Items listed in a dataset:
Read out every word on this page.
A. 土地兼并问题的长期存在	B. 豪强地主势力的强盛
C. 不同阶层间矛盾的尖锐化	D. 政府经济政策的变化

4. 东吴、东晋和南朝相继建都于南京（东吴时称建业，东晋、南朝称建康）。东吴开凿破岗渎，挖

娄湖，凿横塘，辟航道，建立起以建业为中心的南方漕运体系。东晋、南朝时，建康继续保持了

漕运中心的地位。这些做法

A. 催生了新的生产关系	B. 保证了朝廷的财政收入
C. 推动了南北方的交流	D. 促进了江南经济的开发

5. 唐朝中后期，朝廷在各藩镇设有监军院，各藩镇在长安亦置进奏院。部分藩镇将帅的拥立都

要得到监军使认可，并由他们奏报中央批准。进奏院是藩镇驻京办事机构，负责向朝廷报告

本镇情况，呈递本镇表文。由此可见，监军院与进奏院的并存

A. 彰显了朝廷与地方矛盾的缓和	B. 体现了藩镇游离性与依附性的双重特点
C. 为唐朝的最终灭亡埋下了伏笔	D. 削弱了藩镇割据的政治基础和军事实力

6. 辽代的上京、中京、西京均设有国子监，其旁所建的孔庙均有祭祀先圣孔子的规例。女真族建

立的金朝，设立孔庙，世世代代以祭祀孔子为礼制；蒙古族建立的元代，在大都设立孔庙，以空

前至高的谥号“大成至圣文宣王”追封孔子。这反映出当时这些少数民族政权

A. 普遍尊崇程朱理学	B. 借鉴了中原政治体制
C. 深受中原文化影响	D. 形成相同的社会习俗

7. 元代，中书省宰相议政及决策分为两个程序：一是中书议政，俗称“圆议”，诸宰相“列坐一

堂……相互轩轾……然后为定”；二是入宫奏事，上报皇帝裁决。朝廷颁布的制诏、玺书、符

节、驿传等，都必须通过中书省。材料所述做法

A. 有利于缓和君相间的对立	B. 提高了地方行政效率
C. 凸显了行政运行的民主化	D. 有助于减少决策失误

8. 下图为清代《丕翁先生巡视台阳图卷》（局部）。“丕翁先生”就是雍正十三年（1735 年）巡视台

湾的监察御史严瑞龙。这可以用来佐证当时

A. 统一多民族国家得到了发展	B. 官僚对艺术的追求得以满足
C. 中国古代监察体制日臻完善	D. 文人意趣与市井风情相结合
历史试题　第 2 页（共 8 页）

▶ _Problem statement_
Type the whole listing again, unaltered.

▶ _Result_
Read out every word on this page.
A. 土地兼并问题的长期存在	B. 豪强地主势力的强盛
C. 不同阶层间矛盾的尖锐化	D. 政府经济政策的变化

4. 东吴、东晋和南朝相继建都于南京（东吴时称建业，东晋、南朝称建康）。东吴开凿破岗渎，挖

娄湖，凿横塘，辟航道，建立起以建业为中心的南方漕运体系。东晋、南朝时，建康继续保持了

漕运中心的地位。这些做法

A. 催生了新的生产关系	B. 保证了朝廷的财政收入
C. 推动了南北方的交流	D. 促进了江南经济的开发

5. 唐朝中后期，朝廷在各藩镇设有监军院，各藩镇在长安亦置进奏院。部分藩镇将帅的拥立都

要得到监军使认可，并由他们奏报中央批准。进奏院是藩镇驻京办事机构，负责向朝廷报告

本镇情况，呈递本镇表文。由此可见，监军院与进奏院的并存

A. 彰显了朝廷与地方矛盾的缓和	B. 体现了藩镇游离性与依附性的双重特点
C. 为唐朝的最终灭亡埋下了伏笔	D. 削弱了藩镇割据的政治基础和军事实力

6. 辽代的上京、中京、西京均设有国子监，其旁所建的孔庙均有祭祀先圣孔子的规例。女真族建

立的金朝，设立孔庙，世世代代以祭祀孔子为礼制；蒙古族建立的元代，在大都设立孔庙，以空

前至高的谥号“大成至圣文宣王”追封孔子。这反映出当时这些少数民族政权

A. 普遍尊崇程朱理学	B. 借鉴了中原政治体制
C. 深受中原文化影响	D. 形成相同的社会习俗

7. 元代，中书省宰相议政及决策分为两个程序：一是中书议政，俗称“圆议”，诸宰相“列坐一

堂……相互轩轾……然后为定”；二是入宫奏事，上报皇帝裁决。朝廷颁布的制诏、玺书、符

节、驿传等，都必须通过中书省。材料所述做法

A. 有利于缓和君相间的对立	B. 提高了地方行政效率
C. 凸显了行政运行的民主化	D. 有助于减少决策失误

8. 下图为清代《丕翁先生巡视台阳图卷》（局部）。“丕翁先生”就是雍正十三年（1735 年）巡视台

湾的监察御史严瑞龙。这可以用来佐证当时

A. 统一多民族国家得到了发展	B. 官僚对艺术的追求得以满足
C. 中国古代监察体制日臻完善	D. 文人意趣与市井风情相结合
历史试题　第 2 页（共 8 页）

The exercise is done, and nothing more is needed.